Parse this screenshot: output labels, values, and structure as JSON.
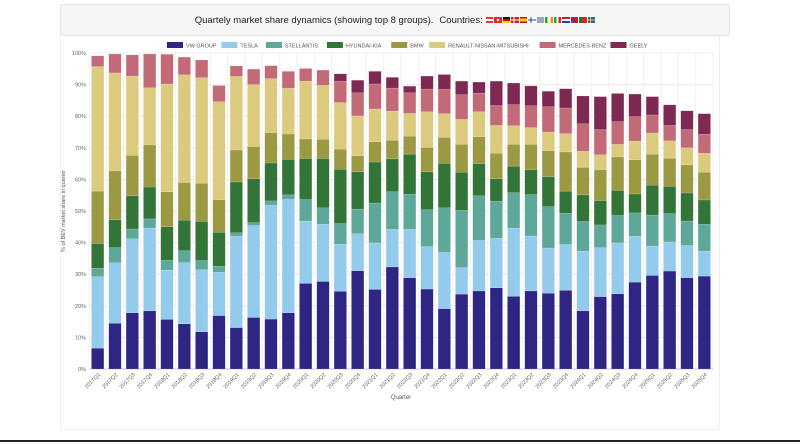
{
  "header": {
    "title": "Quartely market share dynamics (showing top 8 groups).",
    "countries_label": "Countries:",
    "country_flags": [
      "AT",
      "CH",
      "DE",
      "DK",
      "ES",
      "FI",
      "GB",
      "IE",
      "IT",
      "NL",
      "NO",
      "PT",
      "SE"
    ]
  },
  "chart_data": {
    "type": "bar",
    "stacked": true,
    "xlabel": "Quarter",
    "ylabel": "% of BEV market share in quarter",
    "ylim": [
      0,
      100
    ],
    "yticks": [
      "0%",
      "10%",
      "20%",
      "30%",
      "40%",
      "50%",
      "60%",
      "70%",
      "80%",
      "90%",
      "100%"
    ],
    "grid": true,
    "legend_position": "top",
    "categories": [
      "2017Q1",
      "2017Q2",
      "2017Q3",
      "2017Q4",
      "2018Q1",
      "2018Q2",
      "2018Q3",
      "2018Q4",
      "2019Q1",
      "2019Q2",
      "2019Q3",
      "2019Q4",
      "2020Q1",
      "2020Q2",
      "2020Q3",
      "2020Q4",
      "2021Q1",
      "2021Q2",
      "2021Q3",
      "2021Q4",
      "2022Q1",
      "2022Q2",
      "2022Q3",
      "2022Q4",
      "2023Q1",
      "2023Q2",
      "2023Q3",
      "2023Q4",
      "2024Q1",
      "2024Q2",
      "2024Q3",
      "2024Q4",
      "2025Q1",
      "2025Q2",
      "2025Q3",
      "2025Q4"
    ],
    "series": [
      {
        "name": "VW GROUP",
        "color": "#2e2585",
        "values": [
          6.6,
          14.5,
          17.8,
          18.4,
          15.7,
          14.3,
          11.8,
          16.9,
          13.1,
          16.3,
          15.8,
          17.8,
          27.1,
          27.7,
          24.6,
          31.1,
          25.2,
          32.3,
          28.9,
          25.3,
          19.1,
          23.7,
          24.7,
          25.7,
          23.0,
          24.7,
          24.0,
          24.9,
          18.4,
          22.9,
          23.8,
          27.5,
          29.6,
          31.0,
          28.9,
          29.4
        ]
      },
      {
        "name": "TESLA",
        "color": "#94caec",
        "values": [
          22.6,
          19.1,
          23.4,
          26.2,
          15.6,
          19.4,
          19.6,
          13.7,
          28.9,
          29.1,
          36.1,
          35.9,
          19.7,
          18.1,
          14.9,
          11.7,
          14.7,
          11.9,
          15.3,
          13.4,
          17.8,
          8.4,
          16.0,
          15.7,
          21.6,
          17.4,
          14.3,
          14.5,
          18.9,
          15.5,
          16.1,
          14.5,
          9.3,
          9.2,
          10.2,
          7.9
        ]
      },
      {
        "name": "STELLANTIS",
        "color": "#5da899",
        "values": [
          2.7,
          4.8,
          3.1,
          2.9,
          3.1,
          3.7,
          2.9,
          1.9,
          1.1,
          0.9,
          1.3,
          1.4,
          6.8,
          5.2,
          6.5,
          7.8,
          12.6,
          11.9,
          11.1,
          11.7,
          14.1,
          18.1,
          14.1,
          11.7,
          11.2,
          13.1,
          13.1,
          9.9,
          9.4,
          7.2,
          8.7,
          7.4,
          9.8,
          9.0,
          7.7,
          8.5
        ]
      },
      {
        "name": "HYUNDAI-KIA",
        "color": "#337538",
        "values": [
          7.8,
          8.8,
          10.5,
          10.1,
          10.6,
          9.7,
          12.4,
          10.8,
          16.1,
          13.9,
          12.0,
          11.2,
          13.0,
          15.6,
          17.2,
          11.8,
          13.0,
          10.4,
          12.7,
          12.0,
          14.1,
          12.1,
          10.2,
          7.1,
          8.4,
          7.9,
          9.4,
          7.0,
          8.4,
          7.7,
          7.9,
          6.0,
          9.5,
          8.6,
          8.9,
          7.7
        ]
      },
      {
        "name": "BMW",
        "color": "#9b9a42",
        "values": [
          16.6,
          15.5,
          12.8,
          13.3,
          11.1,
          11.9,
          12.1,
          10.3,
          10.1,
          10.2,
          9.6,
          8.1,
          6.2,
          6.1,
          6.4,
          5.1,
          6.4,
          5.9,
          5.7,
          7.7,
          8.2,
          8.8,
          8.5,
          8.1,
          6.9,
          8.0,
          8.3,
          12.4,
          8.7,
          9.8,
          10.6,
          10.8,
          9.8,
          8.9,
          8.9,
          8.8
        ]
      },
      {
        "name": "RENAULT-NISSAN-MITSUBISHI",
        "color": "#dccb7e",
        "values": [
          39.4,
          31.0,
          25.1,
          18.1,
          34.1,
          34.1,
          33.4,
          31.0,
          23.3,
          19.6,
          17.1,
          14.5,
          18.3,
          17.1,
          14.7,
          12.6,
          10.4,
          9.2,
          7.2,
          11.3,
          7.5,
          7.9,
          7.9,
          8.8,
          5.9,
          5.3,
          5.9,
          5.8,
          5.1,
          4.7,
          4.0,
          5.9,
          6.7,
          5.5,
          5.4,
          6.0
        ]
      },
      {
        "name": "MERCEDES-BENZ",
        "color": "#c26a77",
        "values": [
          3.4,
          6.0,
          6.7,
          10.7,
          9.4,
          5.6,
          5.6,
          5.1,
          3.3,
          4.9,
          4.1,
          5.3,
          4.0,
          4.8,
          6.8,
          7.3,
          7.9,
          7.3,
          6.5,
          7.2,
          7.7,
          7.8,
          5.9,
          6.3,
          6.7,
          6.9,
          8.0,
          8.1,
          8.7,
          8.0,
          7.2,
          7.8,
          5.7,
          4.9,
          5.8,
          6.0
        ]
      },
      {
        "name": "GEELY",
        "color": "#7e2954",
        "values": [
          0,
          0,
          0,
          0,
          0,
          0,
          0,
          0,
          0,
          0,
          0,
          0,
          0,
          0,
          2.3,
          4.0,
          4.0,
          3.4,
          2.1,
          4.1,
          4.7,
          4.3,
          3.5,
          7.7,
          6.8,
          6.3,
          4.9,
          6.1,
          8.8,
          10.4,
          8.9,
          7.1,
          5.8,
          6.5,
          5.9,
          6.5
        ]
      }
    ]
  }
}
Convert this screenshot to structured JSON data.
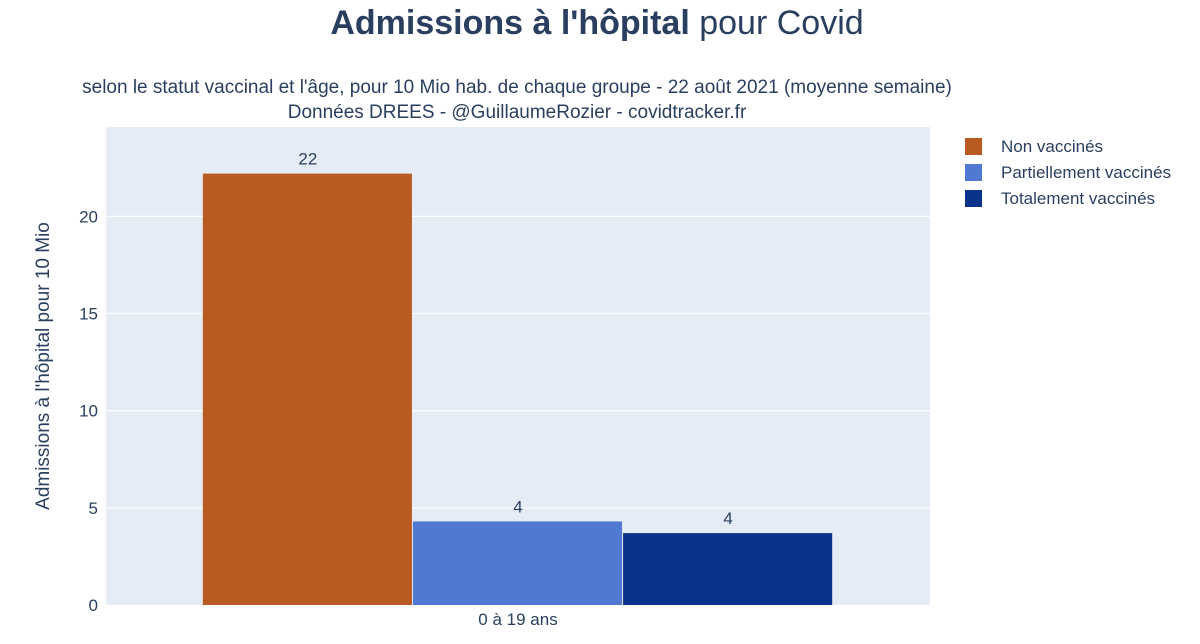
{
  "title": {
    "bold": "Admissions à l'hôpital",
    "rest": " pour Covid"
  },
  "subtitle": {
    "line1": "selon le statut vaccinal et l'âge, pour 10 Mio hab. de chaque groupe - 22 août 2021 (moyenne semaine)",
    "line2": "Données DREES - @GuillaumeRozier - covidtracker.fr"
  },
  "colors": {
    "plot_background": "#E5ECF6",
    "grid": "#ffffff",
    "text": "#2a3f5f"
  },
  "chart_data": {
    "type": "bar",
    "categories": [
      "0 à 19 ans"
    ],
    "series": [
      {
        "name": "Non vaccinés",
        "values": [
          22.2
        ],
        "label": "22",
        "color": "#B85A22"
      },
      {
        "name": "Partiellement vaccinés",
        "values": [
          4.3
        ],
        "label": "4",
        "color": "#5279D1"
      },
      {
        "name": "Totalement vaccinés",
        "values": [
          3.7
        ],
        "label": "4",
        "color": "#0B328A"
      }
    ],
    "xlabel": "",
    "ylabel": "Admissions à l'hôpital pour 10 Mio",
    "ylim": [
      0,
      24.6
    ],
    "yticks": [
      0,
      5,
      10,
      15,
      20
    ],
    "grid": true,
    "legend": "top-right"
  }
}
★ ★ ★ ★ ★ ★ ★
▶ _Problem details_
Retype everything in the material word for word, minus pictures.

▶ _Final result_
Parse this screenshot: output labels, values, and structure as JSON.
{
  "header": {
    "title": "Quartely market share dynamics (showing top 8 groups).",
    "countries_label": "Countries:",
    "country_flags": [
      "AT",
      "CH",
      "DE",
      "DK",
      "ES",
      "FI",
      "GB",
      "IE",
      "IT",
      "NL",
      "NO",
      "PT",
      "SE"
    ]
  },
  "chart_data": {
    "type": "bar",
    "stacked": true,
    "xlabel": "Quarter",
    "ylabel": "% of BEV market share in quarter",
    "ylim": [
      0,
      100
    ],
    "yticks": [
      "0%",
      "10%",
      "20%",
      "30%",
      "40%",
      "50%",
      "60%",
      "70%",
      "80%",
      "90%",
      "100%"
    ],
    "grid": true,
    "legend_position": "top",
    "categories": [
      "2017Q1",
      "2017Q2",
      "2017Q3",
      "2017Q4",
      "2018Q1",
      "2018Q2",
      "2018Q3",
      "2018Q4",
      "2019Q1",
      "2019Q2",
      "2019Q3",
      "2019Q4",
      "2020Q1",
      "2020Q2",
      "2020Q3",
      "2020Q4",
      "2021Q1",
      "2021Q2",
      "2021Q3",
      "2021Q4",
      "2022Q1",
      "2022Q2",
      "2022Q3",
      "2022Q4",
      "2023Q1",
      "2023Q2",
      "2023Q3",
      "2023Q4",
      "2024Q1",
      "2024Q2",
      "2024Q3",
      "2024Q4",
      "2025Q1",
      "2025Q2",
      "2025Q3",
      "2025Q4"
    ],
    "series": [
      {
        "name": "VW GROUP",
        "color": "#2e2585",
        "values": [
          6.6,
          14.5,
          17.8,
          18.4,
          15.7,
          14.3,
          11.8,
          16.9,
          13.1,
          16.3,
          15.8,
          17.8,
          27.1,
          27.7,
          24.6,
          31.1,
          25.2,
          32.3,
          28.9,
          25.3,
          19.1,
          23.7,
          24.7,
          25.7,
          23.0,
          24.7,
          24.0,
          24.9,
          18.4,
          22.9,
          23.8,
          27.5,
          29.6,
          31.0,
          28.9,
          29.4
        ]
      },
      {
        "name": "TESLA",
        "color": "#94caec",
        "values": [
          22.6,
          19.1,
          23.4,
          26.2,
          15.6,
          19.4,
          19.6,
          13.7,
          28.9,
          29.1,
          36.1,
          35.9,
          19.7,
          18.1,
          14.9,
          11.7,
          14.7,
          11.9,
          15.3,
          13.4,
          17.8,
          8.4,
          16.0,
          15.7,
          21.6,
          17.4,
          14.3,
          14.5,
          18.9,
          15.5,
          16.1,
          14.5,
          9.3,
          9.2,
          10.2,
          7.9
        ]
      },
      {
        "name": "STELLANTIS",
        "color": "#5da899",
        "values": [
          2.7,
          4.8,
          3.1,
          2.9,
          3.1,
          3.7,
          2.9,
          1.9,
          1.1,
          0.9,
          1.3,
          1.4,
          6.8,
          5.2,
          6.5,
          7.8,
          12.6,
          11.9,
          11.1,
          11.7,
          14.1,
          18.1,
          14.1,
          11.7,
          11.2,
          13.1,
          13.1,
          9.9,
          9.4,
          7.2,
          8.7,
          7.4,
          9.8,
          9.0,
          7.7,
          8.5
        ]
      },
      {
        "name": "HYUNDAI-KIA",
        "color": "#337538",
        "values": [
          7.8,
          8.8,
          10.5,
          10.1,
          10.6,
          9.7,
          12.4,
          10.8,
          16.1,
          13.9,
          12.0,
          11.2,
          13.0,
          15.6,
          17.2,
          11.8,
          13.0,
          10.4,
          12.7,
          12.0,
          14.1,
          12.1,
          10.2,
          7.1,
          8.4,
          7.9,
          9.4,
          7.0,
          8.4,
          7.7,
          7.9,
          6.0,
          9.5,
          8.6,
          8.9,
          7.7
        ]
      },
      {
        "name": "BMW",
        "color": "#9b9a42",
        "values": [
          16.6,
          15.5,
          12.8,
          13.3,
          11.1,
          11.9,
          12.1,
          10.3,
          10.1,
          10.2,
          9.6,
          8.1,
          6.2,
          6.1,
          6.4,
          5.1,
          6.4,
          5.9,
          5.7,
          7.7,
          8.2,
          8.8,
          8.5,
          8.1,
          6.9,
          8.0,
          8.3,
          12.4,
          8.7,
          9.8,
          10.6,
          10.8,
          9.8,
          8.9,
          8.9,
          8.8
        ]
      },
      {
        "name": "RENAULT-NISSAN-MITSUBISHI",
        "color": "#dccb7e",
        "values": [
          39.4,
          31.0,
          25.1,
          18.1,
          34.1,
          34.1,
          33.4,
          31.0,
          23.3,
          19.6,
          17.1,
          14.5,
          18.3,
          17.1,
          14.7,
          12.6,
          10.4,
          9.2,
          7.2,
          11.3,
          7.5,
          7.9,
          7.9,
          8.8,
          5.9,
          5.3,
          5.9,
          5.8,
          5.1,
          4.7,
          4.0,
          5.9,
          6.7,
          5.5,
          5.4,
          6.0
        ]
      },
      {
        "name": "MERCEDES-BENZ",
        "color": "#c26a77",
        "values": [
          3.4,
          6.0,
          6.7,
          10.7,
          9.4,
          5.6,
          5.6,
          5.1,
          3.3,
          4.9,
          4.1,
          5.3,
          4.0,
          4.8,
          6.8,
          7.3,
          7.9,
          7.3,
          6.5,
          7.2,
          7.7,
          7.8,
          5.9,
          6.3,
          6.7,
          6.9,
          8.0,
          8.1,
          8.7,
          8.0,
          7.2,
          7.8,
          5.7,
          4.9,
          5.8,
          6.0
        ]
      },
      {
        "name": "GEELY",
        "color": "#7e2954",
        "values": [
          0,
          0,
          0,
          0,
          0,
          0,
          0,
          0,
          0,
          0,
          0,
          0,
          0,
          0,
          2.3,
          4.0,
          4.0,
          3.4,
          2.1,
          4.1,
          4.7,
          4.3,
          3.5,
          7.7,
          6.8,
          6.3,
          4.9,
          6.1,
          8.8,
          10.4,
          8.9,
          7.1,
          5.8,
          6.5,
          5.9,
          6.5
        ]
      }
    ]
  }
}
Convert this screenshot to structured JSON data.
{
  "title": {
    "bold": "Admissions à l'hôpital",
    "rest": " pour Covid"
  },
  "subtitle": {
    "line1": "selon le statut vaccinal et l'âge, pour 10 Mio hab. de chaque groupe - 22 août 2021 (moyenne semaine)",
    "line2": "Données DREES - @GuillaumeRozier - covidtracker.fr"
  },
  "colors": {
    "plot_background": "#E5ECF6",
    "grid": "#ffffff",
    "text": "#2a3f5f"
  },
  "chart_data": {
    "type": "bar",
    "categories": [
      "0 à 19 ans"
    ],
    "series": [
      {
        "name": "Non vaccinés",
        "values": [
          22.2
        ],
        "label": "22",
        "color": "#B85A22"
      },
      {
        "name": "Partiellement vaccinés",
        "values": [
          4.3
        ],
        "label": "4",
        "color": "#5279D1"
      },
      {
        "name": "Totalement vaccinés",
        "values": [
          3.7
        ],
        "label": "4",
        "color": "#0B328A"
      }
    ],
    "xlabel": "",
    "ylabel": "Admissions à l'hôpital pour 10 Mio",
    "ylim": [
      0,
      24.6
    ],
    "yticks": [
      0,
      5,
      10,
      15,
      20
    ],
    "grid": true,
    "legend": "top-right"
  }
}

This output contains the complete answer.